--- START Data extract ---
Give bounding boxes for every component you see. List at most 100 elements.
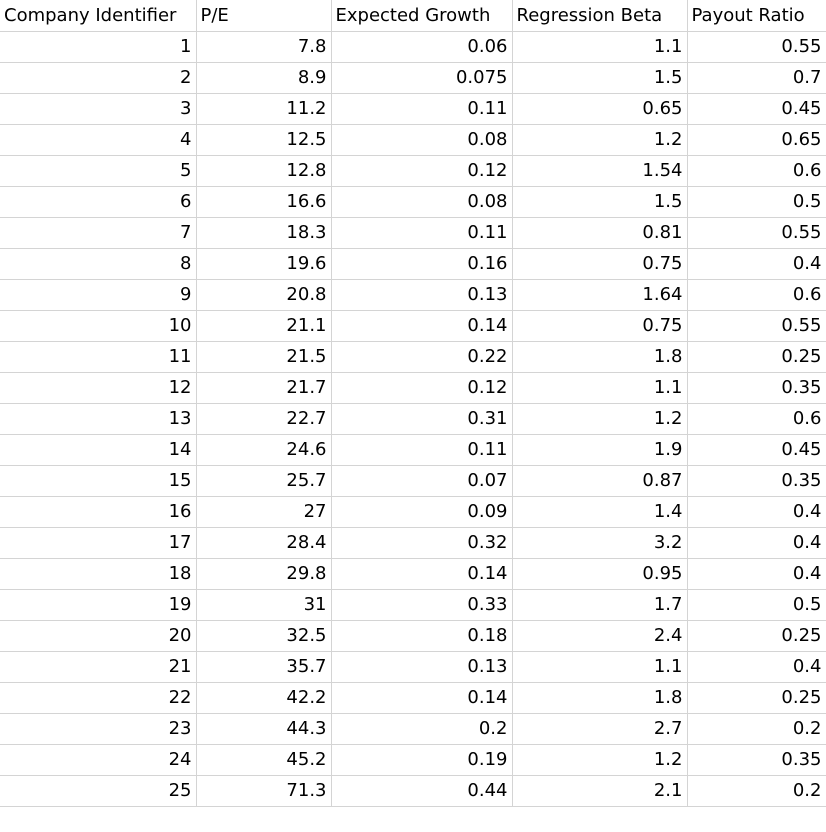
--- END Data extract ---
--- START Data extract ---
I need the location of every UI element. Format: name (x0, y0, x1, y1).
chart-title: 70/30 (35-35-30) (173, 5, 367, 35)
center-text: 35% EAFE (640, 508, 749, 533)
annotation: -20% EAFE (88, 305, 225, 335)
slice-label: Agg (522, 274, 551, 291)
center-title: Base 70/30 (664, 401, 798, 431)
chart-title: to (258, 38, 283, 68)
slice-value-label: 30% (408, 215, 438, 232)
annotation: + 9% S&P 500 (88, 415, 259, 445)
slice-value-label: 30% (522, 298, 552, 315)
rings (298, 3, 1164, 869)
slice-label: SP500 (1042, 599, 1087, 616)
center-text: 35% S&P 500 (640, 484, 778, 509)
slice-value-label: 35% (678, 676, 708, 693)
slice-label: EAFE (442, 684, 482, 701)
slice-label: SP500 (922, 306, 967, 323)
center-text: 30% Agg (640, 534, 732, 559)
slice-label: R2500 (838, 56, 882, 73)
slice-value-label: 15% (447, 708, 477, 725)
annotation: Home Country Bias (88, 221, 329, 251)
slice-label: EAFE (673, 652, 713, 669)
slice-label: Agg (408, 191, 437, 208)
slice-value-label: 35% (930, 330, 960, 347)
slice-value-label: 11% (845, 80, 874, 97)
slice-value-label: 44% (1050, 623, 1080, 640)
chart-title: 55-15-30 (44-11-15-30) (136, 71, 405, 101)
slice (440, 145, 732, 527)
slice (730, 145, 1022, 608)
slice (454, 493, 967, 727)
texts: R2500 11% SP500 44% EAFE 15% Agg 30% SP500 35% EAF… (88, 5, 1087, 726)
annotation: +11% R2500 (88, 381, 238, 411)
--- END Data extract ---
Task to carry out —
Format everything in the records above, from the line containing "I need the location" down to the line containing "annotation: +11% R2500 (88, 381, 238, 411)", as a numbered list, leaving out any blank lines.

Solution to this exercise —
1. I need the location of every UI element. Format: name (x0, y0, x1, y1).
2. chart-title: 70/30 (35-35-30) (173, 5, 367, 35)
3. center-text: 35% EAFE (640, 508, 749, 533)
4. annotation: -20% EAFE (88, 305, 225, 335)
5. slice-label: Agg (522, 274, 551, 291)
6. center-title: Base 70/30 (664, 401, 798, 431)
7. chart-title: to (258, 38, 283, 68)
8. slice-value-label: 30% (408, 215, 438, 232)
9. annotation: + 9% S&P 500 (88, 415, 259, 445)
10. slice-value-label: 30% (522, 298, 552, 315)
11. rings (298, 3, 1164, 869)
12. slice-label: SP500 (1042, 599, 1087, 616)
13. center-text: 35% S&P 500 (640, 484, 778, 509)
14. slice-value-label: 35% (678, 676, 708, 693)
15. slice-label: EAFE (442, 684, 482, 701)
16. slice-label: SP500 (922, 306, 967, 323)
17. center-text: 30% Agg (640, 534, 732, 559)
18. slice-label: R2500 (838, 56, 882, 73)
19. slice-value-label: 15% (447, 708, 477, 725)
20. annotation: Home Country Bias (88, 221, 329, 251)
21. slice-label: EAFE (673, 652, 713, 669)
22. slice-label: Agg (408, 191, 437, 208)
23. slice-value-label: 35% (930, 330, 960, 347)
24. slice-value-label: 11% (845, 80, 874, 97)
25. slice-value-label: 44% (1050, 623, 1080, 640)
26. chart-title: 55-15-30 (44-11-15-30) (136, 71, 405, 101)
27. slice (440, 145, 732, 527)
28. slice (730, 145, 1022, 608)
29. slice (454, 493, 967, 727)
30. texts: R2500 11% SP500 44% EAFE 15% Agg 30% SP500 35% EAF… (88, 5, 1087, 726)
31. annotation: +11% R2500 (88, 381, 238, 411)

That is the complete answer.